**TASK DETAILS**
In the records below, locate the line containing "Type out the text in this image.", then output that line and all later lines exactly, through the last one.

____

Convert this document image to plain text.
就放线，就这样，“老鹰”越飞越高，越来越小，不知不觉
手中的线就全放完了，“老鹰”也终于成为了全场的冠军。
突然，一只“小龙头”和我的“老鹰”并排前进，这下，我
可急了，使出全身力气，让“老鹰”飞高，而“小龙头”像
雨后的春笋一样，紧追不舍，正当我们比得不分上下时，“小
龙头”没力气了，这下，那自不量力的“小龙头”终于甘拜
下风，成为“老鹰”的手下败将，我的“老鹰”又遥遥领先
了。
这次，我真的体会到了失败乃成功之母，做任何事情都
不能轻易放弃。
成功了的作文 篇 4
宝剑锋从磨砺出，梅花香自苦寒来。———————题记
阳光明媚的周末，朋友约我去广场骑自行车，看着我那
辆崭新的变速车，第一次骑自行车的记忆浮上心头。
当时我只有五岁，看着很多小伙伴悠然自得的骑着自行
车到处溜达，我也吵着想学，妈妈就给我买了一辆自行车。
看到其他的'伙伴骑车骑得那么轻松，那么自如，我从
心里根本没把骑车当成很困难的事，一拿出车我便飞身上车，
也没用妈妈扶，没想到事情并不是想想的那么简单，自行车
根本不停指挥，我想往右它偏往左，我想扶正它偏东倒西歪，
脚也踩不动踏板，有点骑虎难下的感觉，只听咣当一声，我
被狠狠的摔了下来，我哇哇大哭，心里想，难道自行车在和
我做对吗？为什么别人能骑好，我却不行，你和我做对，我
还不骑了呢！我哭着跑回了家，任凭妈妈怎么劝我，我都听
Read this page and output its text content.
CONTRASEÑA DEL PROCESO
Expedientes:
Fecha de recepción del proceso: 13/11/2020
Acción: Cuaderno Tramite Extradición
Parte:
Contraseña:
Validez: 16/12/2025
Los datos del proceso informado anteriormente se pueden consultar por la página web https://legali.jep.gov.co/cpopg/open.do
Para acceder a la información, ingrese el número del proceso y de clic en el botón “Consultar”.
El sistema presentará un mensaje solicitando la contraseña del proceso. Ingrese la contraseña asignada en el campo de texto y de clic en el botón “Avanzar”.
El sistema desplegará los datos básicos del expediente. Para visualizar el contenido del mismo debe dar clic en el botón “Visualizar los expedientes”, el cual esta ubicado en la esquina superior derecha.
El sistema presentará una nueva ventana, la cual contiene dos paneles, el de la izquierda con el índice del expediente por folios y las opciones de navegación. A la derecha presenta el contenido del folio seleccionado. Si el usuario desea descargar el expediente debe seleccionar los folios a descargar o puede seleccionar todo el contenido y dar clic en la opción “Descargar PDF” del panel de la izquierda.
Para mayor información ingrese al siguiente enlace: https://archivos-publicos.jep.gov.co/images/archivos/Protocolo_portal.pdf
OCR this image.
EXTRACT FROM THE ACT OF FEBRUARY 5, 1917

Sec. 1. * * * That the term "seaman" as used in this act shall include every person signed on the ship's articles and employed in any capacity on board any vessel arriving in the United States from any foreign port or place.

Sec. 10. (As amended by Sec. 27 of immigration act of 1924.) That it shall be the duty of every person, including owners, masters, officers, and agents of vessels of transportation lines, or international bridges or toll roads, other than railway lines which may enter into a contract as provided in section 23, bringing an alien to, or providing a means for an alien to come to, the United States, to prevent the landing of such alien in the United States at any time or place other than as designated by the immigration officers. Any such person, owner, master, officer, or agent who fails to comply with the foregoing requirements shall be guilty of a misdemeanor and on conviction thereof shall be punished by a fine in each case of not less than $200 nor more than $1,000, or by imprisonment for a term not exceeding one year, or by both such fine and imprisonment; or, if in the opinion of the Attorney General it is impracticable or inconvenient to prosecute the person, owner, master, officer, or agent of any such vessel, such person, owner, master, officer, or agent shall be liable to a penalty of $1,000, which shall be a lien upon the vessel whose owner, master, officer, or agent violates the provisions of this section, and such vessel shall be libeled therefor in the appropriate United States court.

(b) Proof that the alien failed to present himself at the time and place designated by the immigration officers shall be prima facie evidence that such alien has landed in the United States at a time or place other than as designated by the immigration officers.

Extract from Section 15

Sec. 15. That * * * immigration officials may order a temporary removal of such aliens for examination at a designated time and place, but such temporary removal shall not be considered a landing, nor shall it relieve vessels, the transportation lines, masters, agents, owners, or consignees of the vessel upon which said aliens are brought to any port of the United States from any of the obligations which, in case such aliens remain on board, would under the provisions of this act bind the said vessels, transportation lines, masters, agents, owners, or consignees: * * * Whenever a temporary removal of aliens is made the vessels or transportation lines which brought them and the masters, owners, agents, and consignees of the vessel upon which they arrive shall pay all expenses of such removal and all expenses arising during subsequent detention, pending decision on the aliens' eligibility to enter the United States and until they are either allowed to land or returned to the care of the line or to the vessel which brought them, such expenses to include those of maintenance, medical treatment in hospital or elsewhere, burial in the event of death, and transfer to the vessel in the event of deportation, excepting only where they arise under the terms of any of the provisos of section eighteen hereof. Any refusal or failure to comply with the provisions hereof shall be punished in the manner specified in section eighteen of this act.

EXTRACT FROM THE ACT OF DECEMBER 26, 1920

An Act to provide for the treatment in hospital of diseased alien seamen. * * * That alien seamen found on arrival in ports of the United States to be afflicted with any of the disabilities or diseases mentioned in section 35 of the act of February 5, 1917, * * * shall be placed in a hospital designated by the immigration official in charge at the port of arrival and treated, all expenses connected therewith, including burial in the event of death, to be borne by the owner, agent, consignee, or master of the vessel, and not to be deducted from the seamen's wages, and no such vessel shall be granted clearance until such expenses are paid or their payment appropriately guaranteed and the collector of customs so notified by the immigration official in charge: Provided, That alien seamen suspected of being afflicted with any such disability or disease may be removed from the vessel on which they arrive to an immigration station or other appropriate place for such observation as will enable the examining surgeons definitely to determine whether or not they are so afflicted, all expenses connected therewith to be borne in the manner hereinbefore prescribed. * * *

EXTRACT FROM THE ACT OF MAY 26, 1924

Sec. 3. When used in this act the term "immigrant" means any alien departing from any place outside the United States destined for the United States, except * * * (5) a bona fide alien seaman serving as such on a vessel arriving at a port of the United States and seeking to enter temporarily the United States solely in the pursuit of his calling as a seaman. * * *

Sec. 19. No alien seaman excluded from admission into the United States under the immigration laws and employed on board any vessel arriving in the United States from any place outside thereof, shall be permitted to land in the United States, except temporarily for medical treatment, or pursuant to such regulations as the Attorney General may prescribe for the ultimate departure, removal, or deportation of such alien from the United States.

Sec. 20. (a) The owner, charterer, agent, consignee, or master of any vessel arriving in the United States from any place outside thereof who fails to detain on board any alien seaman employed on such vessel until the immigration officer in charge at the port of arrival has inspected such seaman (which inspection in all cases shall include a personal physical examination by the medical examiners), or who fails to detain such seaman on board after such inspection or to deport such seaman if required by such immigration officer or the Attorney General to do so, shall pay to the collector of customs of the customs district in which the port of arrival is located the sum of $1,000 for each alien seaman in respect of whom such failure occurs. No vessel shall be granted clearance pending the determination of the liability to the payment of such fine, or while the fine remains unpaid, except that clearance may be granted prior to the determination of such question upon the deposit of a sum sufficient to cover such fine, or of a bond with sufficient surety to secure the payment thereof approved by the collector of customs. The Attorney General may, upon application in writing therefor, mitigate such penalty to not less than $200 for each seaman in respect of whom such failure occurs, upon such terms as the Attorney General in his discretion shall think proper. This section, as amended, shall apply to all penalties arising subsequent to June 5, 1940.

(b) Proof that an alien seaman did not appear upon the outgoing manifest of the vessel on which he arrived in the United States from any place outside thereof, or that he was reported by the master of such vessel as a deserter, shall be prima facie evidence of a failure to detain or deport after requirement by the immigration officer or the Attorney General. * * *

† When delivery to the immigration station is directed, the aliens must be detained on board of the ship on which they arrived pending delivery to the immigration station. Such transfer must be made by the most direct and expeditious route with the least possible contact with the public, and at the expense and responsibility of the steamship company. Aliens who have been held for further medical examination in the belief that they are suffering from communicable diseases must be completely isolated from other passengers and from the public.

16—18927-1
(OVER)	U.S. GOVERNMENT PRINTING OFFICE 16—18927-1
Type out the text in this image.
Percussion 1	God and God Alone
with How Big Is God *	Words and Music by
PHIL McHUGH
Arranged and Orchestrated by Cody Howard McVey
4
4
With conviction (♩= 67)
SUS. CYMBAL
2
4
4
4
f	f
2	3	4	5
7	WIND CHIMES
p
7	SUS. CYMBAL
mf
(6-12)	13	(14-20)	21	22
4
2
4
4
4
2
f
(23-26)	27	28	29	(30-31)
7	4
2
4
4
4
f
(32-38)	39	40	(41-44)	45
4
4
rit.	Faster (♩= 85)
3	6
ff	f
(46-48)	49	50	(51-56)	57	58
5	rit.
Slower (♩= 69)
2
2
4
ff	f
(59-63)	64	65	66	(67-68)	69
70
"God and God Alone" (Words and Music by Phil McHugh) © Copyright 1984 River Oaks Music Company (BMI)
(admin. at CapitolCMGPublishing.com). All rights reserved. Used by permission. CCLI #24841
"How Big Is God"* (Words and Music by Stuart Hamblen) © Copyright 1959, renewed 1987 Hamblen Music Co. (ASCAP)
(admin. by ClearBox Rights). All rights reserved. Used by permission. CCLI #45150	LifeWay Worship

____

**FULL OUTPUT**
Type out the text in this image.
Percussion 1	God and God Alone
with How Big Is God *	Words and Music by
PHIL McHUGH
Arranged and Orchestrated by Cody Howard McVey
4
4
With conviction (♩= 67)
SUS. CYMBAL
2
4
4
4
f	f
2	3	4	5
7	WIND CHIMES
p
7	SUS. CYMBAL
mf
(6-12)	13	(14-20)	21	22
4
2
4
4
4
2
f
(23-26)	27	28	29	(30-31)
7	4
2
4
4
4
f
(32-38)	39	40	(41-44)	45
4
4
rit.	Faster (♩= 85)
3	6
ff	f
(46-48)	49	50	(51-56)	57	58
5	rit.
Slower (♩= 69)
2
2
4
ff	f
(59-63)	64	65	66	(67-68)	69
70
"God and God Alone" (Words and Music by Phil McHugh) © Copyright 1984 River Oaks Music Company (BMI)
(admin. at CapitolCMGPublishing.com). All rights reserved. Used by permission. CCLI #24841
"How Big Is God"* (Words and Music by Stuart Hamblen) © Copyright 1959, renewed 1987 Hamblen Music Co. (ASCAP)
(admin. by ClearBox Rights). All rights reserved. Used by permission. CCLI #45150	LifeWay Worship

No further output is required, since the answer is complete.